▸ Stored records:
** start **
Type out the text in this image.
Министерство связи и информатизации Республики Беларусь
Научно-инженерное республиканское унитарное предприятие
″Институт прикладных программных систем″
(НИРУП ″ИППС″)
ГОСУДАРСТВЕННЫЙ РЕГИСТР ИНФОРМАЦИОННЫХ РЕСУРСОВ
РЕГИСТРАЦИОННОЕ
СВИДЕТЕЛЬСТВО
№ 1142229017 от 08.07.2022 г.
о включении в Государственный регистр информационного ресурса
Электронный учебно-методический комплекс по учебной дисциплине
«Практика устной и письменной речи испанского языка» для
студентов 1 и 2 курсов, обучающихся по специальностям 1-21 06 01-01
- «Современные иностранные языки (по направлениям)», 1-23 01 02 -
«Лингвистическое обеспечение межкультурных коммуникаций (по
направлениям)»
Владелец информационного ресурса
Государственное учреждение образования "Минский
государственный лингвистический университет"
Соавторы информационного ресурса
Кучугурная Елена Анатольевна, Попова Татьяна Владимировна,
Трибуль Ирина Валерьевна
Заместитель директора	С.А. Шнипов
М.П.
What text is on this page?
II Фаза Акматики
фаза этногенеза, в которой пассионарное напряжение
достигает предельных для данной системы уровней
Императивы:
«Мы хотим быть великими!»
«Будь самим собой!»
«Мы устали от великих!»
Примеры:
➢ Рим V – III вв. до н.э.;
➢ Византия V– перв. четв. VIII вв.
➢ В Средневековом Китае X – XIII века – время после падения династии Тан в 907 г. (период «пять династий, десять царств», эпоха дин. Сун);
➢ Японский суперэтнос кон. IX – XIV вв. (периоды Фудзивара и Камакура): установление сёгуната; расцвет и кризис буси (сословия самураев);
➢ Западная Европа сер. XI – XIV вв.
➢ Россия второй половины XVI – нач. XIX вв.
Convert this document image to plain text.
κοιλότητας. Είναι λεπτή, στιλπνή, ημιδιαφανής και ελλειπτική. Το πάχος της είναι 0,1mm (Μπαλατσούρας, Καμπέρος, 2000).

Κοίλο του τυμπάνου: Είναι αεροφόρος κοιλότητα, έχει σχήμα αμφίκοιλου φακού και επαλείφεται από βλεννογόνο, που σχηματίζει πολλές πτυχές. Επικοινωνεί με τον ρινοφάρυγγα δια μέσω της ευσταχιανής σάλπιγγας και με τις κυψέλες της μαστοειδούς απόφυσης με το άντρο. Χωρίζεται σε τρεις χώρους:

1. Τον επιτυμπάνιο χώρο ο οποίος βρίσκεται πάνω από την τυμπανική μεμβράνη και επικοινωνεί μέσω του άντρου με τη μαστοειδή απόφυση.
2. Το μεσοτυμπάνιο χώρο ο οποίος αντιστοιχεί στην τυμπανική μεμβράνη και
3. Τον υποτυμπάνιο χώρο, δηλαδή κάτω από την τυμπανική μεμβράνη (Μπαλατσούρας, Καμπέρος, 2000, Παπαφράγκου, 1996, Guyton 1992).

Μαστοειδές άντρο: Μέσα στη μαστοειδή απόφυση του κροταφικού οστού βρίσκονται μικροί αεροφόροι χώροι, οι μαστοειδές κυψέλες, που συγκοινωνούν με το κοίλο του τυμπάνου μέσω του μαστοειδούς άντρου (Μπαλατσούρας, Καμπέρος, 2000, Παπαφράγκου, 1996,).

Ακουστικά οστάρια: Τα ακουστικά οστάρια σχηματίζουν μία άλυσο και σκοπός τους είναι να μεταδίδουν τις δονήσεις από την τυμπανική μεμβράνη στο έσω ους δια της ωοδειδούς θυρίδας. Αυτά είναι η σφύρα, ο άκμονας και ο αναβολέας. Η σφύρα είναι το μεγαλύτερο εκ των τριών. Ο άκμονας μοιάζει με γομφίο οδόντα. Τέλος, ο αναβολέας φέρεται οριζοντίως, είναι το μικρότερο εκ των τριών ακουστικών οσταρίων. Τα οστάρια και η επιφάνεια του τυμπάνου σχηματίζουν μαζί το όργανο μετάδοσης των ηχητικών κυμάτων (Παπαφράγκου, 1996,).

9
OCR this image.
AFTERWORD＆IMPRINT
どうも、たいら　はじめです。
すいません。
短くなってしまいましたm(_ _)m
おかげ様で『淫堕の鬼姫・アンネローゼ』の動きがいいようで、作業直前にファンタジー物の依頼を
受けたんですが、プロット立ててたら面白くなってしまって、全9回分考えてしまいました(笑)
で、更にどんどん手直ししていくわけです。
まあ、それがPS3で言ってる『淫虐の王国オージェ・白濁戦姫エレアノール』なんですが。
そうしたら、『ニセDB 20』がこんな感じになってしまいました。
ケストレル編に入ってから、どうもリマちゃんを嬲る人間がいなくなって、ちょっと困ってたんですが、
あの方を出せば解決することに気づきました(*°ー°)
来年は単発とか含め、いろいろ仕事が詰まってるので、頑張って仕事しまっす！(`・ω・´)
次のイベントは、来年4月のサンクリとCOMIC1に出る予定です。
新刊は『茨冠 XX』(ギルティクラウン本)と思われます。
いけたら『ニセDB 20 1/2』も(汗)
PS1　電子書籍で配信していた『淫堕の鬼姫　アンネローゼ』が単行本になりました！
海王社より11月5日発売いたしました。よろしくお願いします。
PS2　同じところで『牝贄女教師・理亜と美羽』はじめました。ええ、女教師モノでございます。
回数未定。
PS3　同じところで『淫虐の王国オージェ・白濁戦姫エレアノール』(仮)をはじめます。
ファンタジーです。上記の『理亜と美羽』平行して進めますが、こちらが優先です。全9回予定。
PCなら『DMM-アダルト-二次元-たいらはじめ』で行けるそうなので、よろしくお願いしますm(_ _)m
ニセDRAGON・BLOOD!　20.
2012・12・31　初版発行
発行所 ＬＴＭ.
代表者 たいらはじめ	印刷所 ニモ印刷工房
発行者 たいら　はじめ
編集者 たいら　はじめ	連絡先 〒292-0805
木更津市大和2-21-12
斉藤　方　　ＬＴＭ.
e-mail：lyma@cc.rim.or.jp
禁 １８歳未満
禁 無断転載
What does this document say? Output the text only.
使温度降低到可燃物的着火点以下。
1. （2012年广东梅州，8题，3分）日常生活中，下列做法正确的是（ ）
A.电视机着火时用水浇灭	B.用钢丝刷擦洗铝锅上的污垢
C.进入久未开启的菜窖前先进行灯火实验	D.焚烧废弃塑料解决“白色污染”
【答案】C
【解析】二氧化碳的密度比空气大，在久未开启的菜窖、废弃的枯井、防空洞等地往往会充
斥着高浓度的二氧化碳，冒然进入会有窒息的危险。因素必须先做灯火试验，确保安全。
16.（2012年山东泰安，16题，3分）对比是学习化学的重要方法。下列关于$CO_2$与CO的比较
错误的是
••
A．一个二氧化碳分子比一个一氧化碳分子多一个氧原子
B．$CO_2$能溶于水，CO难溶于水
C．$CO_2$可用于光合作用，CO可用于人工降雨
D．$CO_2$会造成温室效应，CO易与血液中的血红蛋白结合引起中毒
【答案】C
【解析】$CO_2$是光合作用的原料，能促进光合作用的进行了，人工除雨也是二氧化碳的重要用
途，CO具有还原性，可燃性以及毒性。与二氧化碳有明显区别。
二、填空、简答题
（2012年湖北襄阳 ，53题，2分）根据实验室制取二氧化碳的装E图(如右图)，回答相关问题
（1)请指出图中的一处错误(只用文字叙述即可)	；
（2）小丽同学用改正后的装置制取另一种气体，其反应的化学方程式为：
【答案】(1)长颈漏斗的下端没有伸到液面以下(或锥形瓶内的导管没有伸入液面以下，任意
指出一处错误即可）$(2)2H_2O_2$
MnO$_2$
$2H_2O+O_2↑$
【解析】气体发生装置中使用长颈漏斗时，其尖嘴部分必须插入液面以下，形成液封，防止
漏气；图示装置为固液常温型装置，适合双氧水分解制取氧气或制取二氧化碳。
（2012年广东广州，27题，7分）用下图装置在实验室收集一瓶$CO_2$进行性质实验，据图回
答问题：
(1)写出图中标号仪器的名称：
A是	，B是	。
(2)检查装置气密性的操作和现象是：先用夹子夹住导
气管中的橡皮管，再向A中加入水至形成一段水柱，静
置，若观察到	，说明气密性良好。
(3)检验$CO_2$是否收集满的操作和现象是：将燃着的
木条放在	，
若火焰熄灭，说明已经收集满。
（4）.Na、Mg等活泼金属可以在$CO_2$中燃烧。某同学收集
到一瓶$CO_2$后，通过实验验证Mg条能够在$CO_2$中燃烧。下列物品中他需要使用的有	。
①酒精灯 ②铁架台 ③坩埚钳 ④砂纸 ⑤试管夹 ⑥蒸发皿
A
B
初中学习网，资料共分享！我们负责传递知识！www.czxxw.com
** end **
▸ DESCRIPTION OF THE TASK: Transcribe word for word the lines from the one holding "What does this" to the last line of the listing above, inclusive.

▸ COMPLETED EXERCISE:
What does this document say? Output the text only.
使温度降低到可燃物的着火点以下。
1. （2012年广东梅州，8题，3分）日常生活中，下列做法正确的是（ ）
A.电视机着火时用水浇灭	B.用钢丝刷擦洗铝锅上的污垢
C.进入久未开启的菜窖前先进行灯火实验	D.焚烧废弃塑料解决“白色污染”
【答案】C
【解析】二氧化碳的密度比空气大，在久未开启的菜窖、废弃的枯井、防空洞等地往往会充
斥着高浓度的二氧化碳，冒然进入会有窒息的危险。因素必须先做灯火试验，确保安全。
16.（2012年山东泰安，16题，3分）对比是学习化学的重要方法。下列关于$CO_2$与CO的比较
错误的是
••
A．一个二氧化碳分子比一个一氧化碳分子多一个氧原子
B．$CO_2$能溶于水，CO难溶于水
C．$CO_2$可用于光合作用，CO可用于人工降雨
D．$CO_2$会造成温室效应，CO易与血液中的血红蛋白结合引起中毒
【答案】C
【解析】$CO_2$是光合作用的原料，能促进光合作用的进行了，人工除雨也是二氧化碳的重要用
途，CO具有还原性，可燃性以及毒性。与二氧化碳有明显区别。
二、填空、简答题
（2012年湖北襄阳 ，53题，2分）根据实验室制取二氧化碳的装E图(如右图)，回答相关问题
（1)请指出图中的一处错误(只用文字叙述即可)	；
（2）小丽同学用改正后的装置制取另一种气体，其反应的化学方程式为：
【答案】(1)长颈漏斗的下端没有伸到液面以下(或锥形瓶内的导管没有伸入液面以下，任意
指出一处错误即可）$(2)2H_2O_2$
MnO$_2$
$2H_2O+O_2↑$
【解析】气体发生装置中使用长颈漏斗时，其尖嘴部分必须插入液面以下，形成液封，防止
漏气；图示装置为固液常温型装置，适合双氧水分解制取氧气或制取二氧化碳。
（2012年广东广州，27题，7分）用下图装置在实验室收集一瓶$CO_2$进行性质实验，据图回
答问题：
(1)写出图中标号仪器的名称：
A是	，B是	。
(2)检查装置气密性的操作和现象是：先用夹子夹住导
气管中的橡皮管，再向A中加入水至形成一段水柱，静
置，若观察到	，说明气密性良好。
(3)检验$CO_2$是否收集满的操作和现象是：将燃着的
木条放在	，
若火焰熄灭，说明已经收集满。
（4）.Na、Mg等活泼金属可以在$CO_2$中燃烧。某同学收集
到一瓶$CO_2$后，通过实验验证Mg条能够在$CO_2$中燃烧。下列物品中他需要使用的有	。
①酒精灯 ②铁架台 ③坩埚钳 ④砂纸 ⑤试管夹 ⑥蒸发皿
A
B
初中学习网，资料共分享！我们负责传递知识！www.czxxw.com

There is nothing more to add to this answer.